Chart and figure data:
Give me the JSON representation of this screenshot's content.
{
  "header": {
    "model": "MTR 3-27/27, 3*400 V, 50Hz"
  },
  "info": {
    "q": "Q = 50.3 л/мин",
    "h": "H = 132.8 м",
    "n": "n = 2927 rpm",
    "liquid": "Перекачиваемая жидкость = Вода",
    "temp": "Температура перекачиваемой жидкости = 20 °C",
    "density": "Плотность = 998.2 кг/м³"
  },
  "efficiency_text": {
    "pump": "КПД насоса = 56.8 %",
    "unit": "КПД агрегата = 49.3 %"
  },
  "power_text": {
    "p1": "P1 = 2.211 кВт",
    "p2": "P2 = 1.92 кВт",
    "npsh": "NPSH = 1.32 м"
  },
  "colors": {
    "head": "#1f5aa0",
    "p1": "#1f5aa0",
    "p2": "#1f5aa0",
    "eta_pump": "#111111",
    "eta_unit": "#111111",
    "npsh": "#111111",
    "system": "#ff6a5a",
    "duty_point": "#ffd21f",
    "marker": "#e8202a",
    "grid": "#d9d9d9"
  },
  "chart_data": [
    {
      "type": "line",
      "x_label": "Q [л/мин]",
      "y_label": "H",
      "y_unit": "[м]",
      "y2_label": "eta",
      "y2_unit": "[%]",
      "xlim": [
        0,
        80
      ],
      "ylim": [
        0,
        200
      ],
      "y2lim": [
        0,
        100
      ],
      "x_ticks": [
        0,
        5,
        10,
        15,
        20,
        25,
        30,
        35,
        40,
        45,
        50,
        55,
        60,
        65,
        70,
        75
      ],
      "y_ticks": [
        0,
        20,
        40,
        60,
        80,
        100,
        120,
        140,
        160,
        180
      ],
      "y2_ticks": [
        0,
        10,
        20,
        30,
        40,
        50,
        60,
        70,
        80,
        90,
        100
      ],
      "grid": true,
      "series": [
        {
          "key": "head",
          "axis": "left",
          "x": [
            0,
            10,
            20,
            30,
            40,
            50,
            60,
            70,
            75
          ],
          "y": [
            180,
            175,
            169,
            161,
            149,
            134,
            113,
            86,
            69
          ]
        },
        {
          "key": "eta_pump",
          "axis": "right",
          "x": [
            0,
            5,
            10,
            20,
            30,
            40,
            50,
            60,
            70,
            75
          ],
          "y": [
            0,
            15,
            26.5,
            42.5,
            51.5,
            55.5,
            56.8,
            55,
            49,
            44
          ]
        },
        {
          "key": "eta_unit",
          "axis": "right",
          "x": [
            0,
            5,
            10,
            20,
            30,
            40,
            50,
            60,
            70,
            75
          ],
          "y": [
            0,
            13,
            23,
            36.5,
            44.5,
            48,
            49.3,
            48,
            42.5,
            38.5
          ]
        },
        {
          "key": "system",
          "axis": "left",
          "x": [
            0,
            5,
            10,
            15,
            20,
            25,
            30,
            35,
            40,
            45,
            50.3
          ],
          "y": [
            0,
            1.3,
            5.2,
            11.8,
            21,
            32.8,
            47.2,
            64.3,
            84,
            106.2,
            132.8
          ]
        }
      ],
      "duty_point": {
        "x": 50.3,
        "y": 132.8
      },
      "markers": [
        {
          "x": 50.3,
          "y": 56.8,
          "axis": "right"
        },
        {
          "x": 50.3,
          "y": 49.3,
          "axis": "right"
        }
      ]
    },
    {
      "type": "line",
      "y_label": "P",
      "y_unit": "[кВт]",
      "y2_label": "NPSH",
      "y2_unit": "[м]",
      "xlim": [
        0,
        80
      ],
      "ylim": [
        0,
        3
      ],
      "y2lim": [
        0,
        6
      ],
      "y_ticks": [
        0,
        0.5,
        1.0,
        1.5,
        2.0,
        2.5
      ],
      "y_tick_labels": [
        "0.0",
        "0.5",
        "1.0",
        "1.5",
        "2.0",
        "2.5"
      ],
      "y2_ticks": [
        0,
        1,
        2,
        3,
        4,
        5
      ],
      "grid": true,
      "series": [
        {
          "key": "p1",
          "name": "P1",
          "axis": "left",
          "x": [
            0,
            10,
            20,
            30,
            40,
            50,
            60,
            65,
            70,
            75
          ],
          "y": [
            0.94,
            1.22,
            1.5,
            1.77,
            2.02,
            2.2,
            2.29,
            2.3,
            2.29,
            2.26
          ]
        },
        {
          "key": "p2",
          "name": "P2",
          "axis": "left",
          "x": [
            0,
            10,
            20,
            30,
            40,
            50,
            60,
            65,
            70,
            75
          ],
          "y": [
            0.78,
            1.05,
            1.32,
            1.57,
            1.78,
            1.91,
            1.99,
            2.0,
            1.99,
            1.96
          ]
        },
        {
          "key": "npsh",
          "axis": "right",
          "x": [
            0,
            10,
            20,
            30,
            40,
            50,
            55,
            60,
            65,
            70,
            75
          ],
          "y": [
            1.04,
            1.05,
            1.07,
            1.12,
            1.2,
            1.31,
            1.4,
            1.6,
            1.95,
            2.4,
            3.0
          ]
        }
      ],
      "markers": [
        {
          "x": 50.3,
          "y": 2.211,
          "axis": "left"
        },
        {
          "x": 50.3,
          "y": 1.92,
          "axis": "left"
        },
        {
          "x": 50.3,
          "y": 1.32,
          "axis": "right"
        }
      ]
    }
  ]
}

### Direction
All of the data above should be transcribed exactly.

### Correct answer
Give me the JSON representation of this screenshot's content.
{
  "header": {
    "model": "MTR 3-27/27, 3*400 V, 50Hz"
  },
  "info": {
    "q": "Q = 50.3 л/мин",
    "h": "H = 132.8 м",
    "n": "n = 2927 rpm",
    "liquid": "Перекачиваемая жидкость = Вода",
    "temp": "Температура перекачиваемой жидкости = 20 °C",
    "density": "Плотность = 998.2 кг/м³"
  },
  "efficiency_text": {
    "pump": "КПД насоса = 56.8 %",
    "unit": "КПД агрегата = 49.3 %"
  },
  "power_text": {
    "p1": "P1 = 2.211 кВт",
    "p2": "P2 = 1.92 кВт",
    "npsh": "NPSH = 1.32 м"
  },
  "colors": {
    "head": "#1f5aa0",
    "p1": "#1f5aa0",
    "p2": "#1f5aa0",
    "eta_pump": "#111111",
    "eta_unit": "#111111",
    "npsh": "#111111",
    "system": "#ff6a5a",
    "duty_point": "#ffd21f",
    "marker": "#e8202a",
    "grid": "#d9d9d9"
  },
  "chart_data": [
    {
      "type": "line",
      "x_label": "Q [л/мин]",
      "y_label": "H",
      "y_unit": "[м]",
      "y2_label": "eta",
      "y2_unit": "[%]",
      "xlim": [
        0,
        80
      ],
      "ylim": [
        0,
        200
      ],
      "y2lim": [
        0,
        100
      ],
      "x_ticks": [
        0,
        5,
        10,
        15,
        20,
        25,
        30,
        35,
        40,
        45,
        50,
        55,
        60,
        65,
        70,
        75
      ],
      "y_ticks": [
        0,
        20,
        40,
        60,
        80,
        100,
        120,
        140,
        160,
        180
      ],
      "y2_ticks": [
        0,
        10,
        20,
        30,
        40,
        50,
        60,
        70,
        80,
        90,
        100
      ],
      "grid": true,
      "series": [
        {
          "key": "head",
          "axis": "left",
          "x": [
            0,
            10,
            20,
            30,
            40,
            50,
            60,
            70,
            75
          ],
          "y": [
            180,
            175,
            169,
            161,
            149,
            134,
            113,
            86,
            69
          ]
        },
        {
          "key": "eta_pump",
          "axis": "right",
          "x": [
            0,
            5,
            10,
            20,
            30,
            40,
            50,
            60,
            70,
            75
          ],
          "y": [
            0,
            15,
            26.5,
            42.5,
            51.5,
            55.5,
            56.8,
            55,
            49,
            44
          ]
        },
        {
          "key": "eta_unit",
          "axis": "right",
          "x": [
            0,
            5,
            10,
            20,
            30,
            40,
            50,
            60,
            70,
            75
          ],
          "y": [
            0,
            13,
            23,
            36.5,
            44.5,
            48,
            49.3,
            48,
            42.5,
            38.5
          ]
        },
        {
          "key": "system",
          "axis": "left",
          "x": [
            0,
            5,
            10,
            15,
            20,
            25,
            30,
            35,
            40,
            45,
            50.3
          ],
          "y": [
            0,
            1.3,
            5.2,
            11.8,
            21,
            32.8,
            47.2,
            64.3,
            84,
            106.2,
            132.8
          ]
        }
      ],
      "duty_point": {
        "x": 50.3,
        "y": 132.8
      },
      "markers": [
        {
          "x": 50.3,
          "y": 56.8,
          "axis": "right"
        },
        {
          "x": 50.3,
          "y": 49.3,
          "axis": "right"
        }
      ]
    },
    {
      "type": "line",
      "y_label": "P",
      "y_unit": "[кВт]",
      "y2_label": "NPSH",
      "y2_unit": "[м]",
      "xlim": [
        0,
        80
      ],
      "ylim": [
        0,
        3
      ],
      "y2lim": [
        0,
        6
      ],
      "y_ticks": [
        0,
        0.5,
        1.0,
        1.5,
        2.0,
        2.5
      ],
      "y_tick_labels": [
        "0.0",
        "0.5",
        "1.0",
        "1.5",
        "2.0",
        "2.5"
      ],
      "y2_ticks": [
        0,
        1,
        2,
        3,
        4,
        5
      ],
      "grid": true,
      "series": [
        {
          "key": "p1",
          "name": "P1",
          "axis": "left",
          "x": [
            0,
            10,
            20,
            30,
            40,
            50,
            60,
            65,
            70,
            75
          ],
          "y": [
            0.94,
            1.22,
            1.5,
            1.77,
            2.02,
            2.2,
            2.29,
            2.3,
            2.29,
            2.26
          ]
        },
        {
          "key": "p2",
          "name": "P2",
          "axis": "left",
          "x": [
            0,
            10,
            20,
            30,
            40,
            50,
            60,
            65,
            70,
            75
          ],
          "y": [
            0.78,
            1.05,
            1.32,
            1.57,
            1.78,
            1.91,
            1.99,
            2.0,
            1.99,
            1.96
          ]
        },
        {
          "key": "npsh",
          "axis": "right",
          "x": [
            0,
            10,
            20,
            30,
            40,
            50,
            55,
            60,
            65,
            70,
            75
          ],
          "y": [
            1.04,
            1.05,
            1.07,
            1.12,
            1.2,
            1.31,
            1.4,
            1.6,
            1.95,
            2.4,
            3.0
          ]
        }
      ],
      "markers": [
        {
          "x": 50.3,
          "y": 2.211,
          "axis": "left"
        },
        {
          "x": 50.3,
          "y": 1.92,
          "axis": "left"
        },
        {
          "x": 50.3,
          "y": 1.32,
          "axis": "right"
        }
      ]
    }
  ]
}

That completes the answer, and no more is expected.